>> Start
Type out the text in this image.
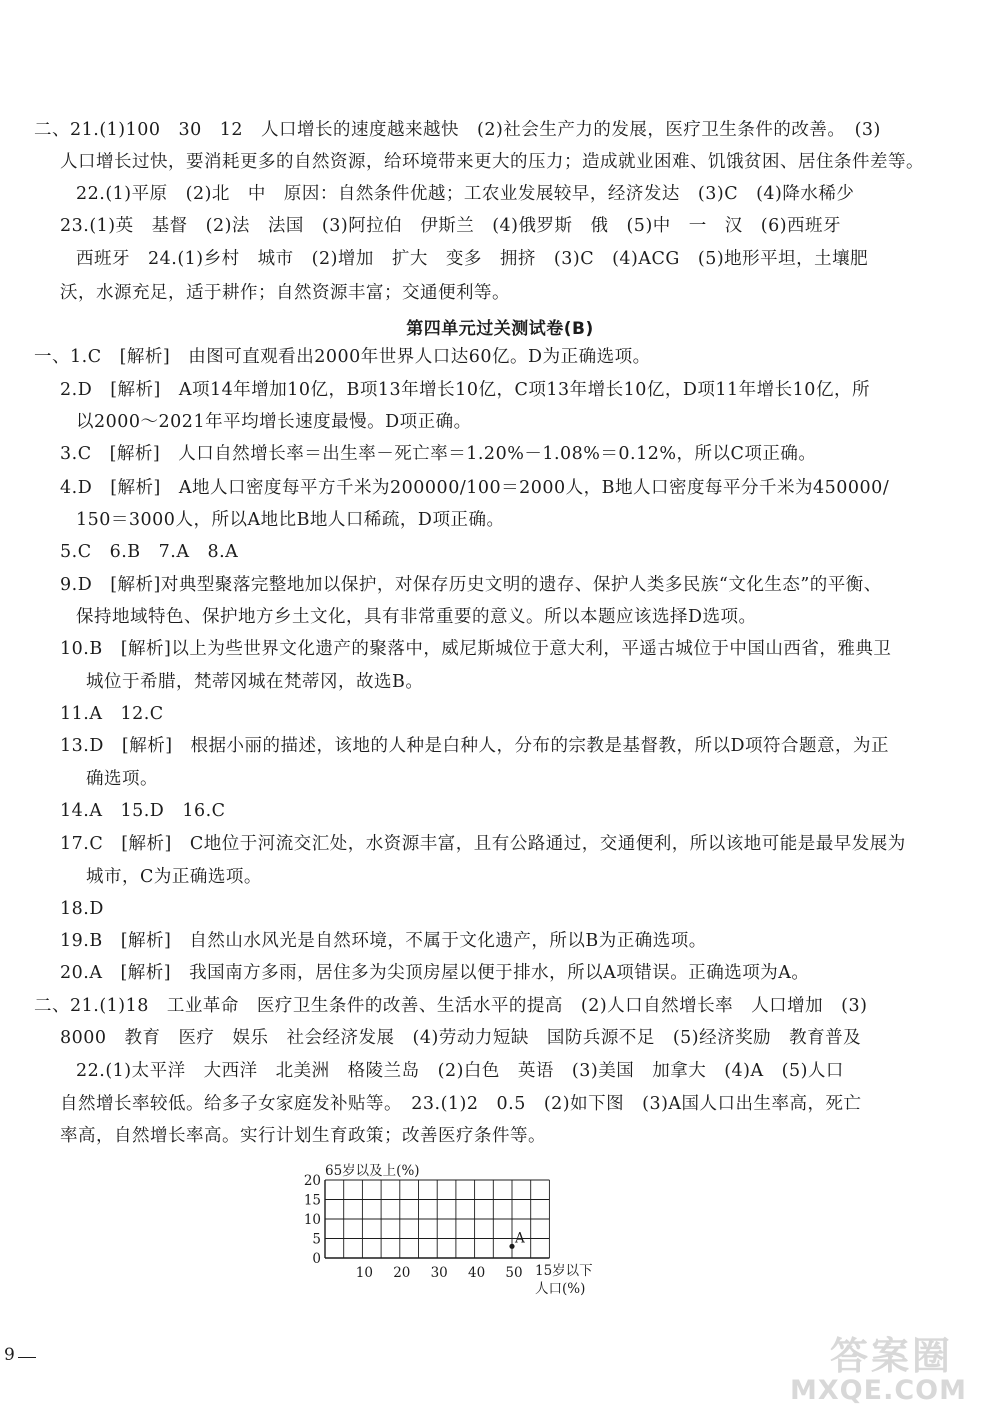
二、21.(1)100　30　12　人口增长的速度越来越快　(2)社会生产力的发展，医疗卫生条件的改善。　(3)
人口增长过快，要消耗更多的自然资源，给环境带来更大的压力；造成就业困难、饥饿贫困、居住条件差等。
22.(1)平原　(2)北　中　原因：自然条件优越；工农业发展较早，经济发达　(3)C　(4)降水稀少
23.(1)英　基督　(2)法　法国　(3)阿拉伯　伊斯兰　(4)俄罗斯　俄　(5)中　一　汉　(6)西班牙
西班牙　24.(1)乡村　城市　(2)增加　扩大　变多　拥挤　(3)C　(4)ACG　(5)地形平坦，土壤肥
沃，水源充足，适于耕作；自然资源丰富；交通便利等。
第四单元过关测试卷(B)
一、1.C　[解析]　由图可直观看出2000年世界人口达60亿。D为正确选项。
2.D　[解析]　A项14年增加10亿，B项13年增长10亿，C项13年增长10亿，D项11年增长10亿，所
以2000～2021年平均增长速度最慢。D项正确。
3.C　[解析]　人口自然增长率＝出生率－死亡率＝1.20%－1.08%＝0.12%，所以C项正确。
4.D　[解析]　A地人口密度每平方千米为200000/100＝2000人，B地人口密度每平分千米为450000/
150＝3000人，所以A地比B地人口稀疏，D项正确。
5.C　6.B　7.A　8.A
9.D　[解析]对典型聚落完整地加以保护，对保存历史文明的遗存、保护人类多民族“文化生态”的平衡、
保持地域特色、保护地方乡土文化，具有非常重要的意义。所以本题应该选择D选项。
10.B　[解析]以上为些世界文化遗产的聚落中，威尼斯城位于意大利，平遥古城位于中国山西省，雅典卫
城位于希腊，梵蒂冈城在梵蒂冈，故选B。
11.A　12.C
13.D　[解析]　根据小丽的描述，该地的人种是白种人，分布的宗教是基督教，所以D项符合题意，为正
确选项。
14.A　15.D　16.C
17.C　[解析]　C地位于河流交汇处，水资源丰富，且有公路通过，交通便利，所以该地可能是最早发展为
城市，C为正确选项。
18.D
19.B　[解析]　自然山水风光是自然环境，不属于文化遗产，所以B为正确选项。
20.A　[解析]　我国南方多雨，居住多为尖顶房屋以便于排水，所以A项错误。正确选项为A。
二、21.(1)18　工业革命　医疗卫生条件的改善、生活水平的提高　(2)人口自然增长率　人口增加　(3)
8000　教育　医疗　娱乐　社会经济发展　(4)劳动力短缺　国防兵源不足　(5)经济奖励　教育普及
22.(1)太平洋　大西洋　北美洲　格陵兰岛　(2)白色　英语　(3)美国　加拿大　(4)A　(5)人口
自然增长率较低。给多子女家庭发补贴等。　23.(1)2　0.5　(2)如下图　(3)A国人口出生率高，死亡
率高，自然增长率高。实行计划生育政策；改善医疗条件等。
65岁以及上(%)
20
15
10
5
0
10 20 30 40 50
A
15岁以下
人口(%)
9	答案圈
MXQE.COM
>> End
In the records above, collect each line with "D项正确".

以2000～2021年平均增长速度最慢。D项正确。
150＝3000人，所以A地比B地人口稀疏，D项正确。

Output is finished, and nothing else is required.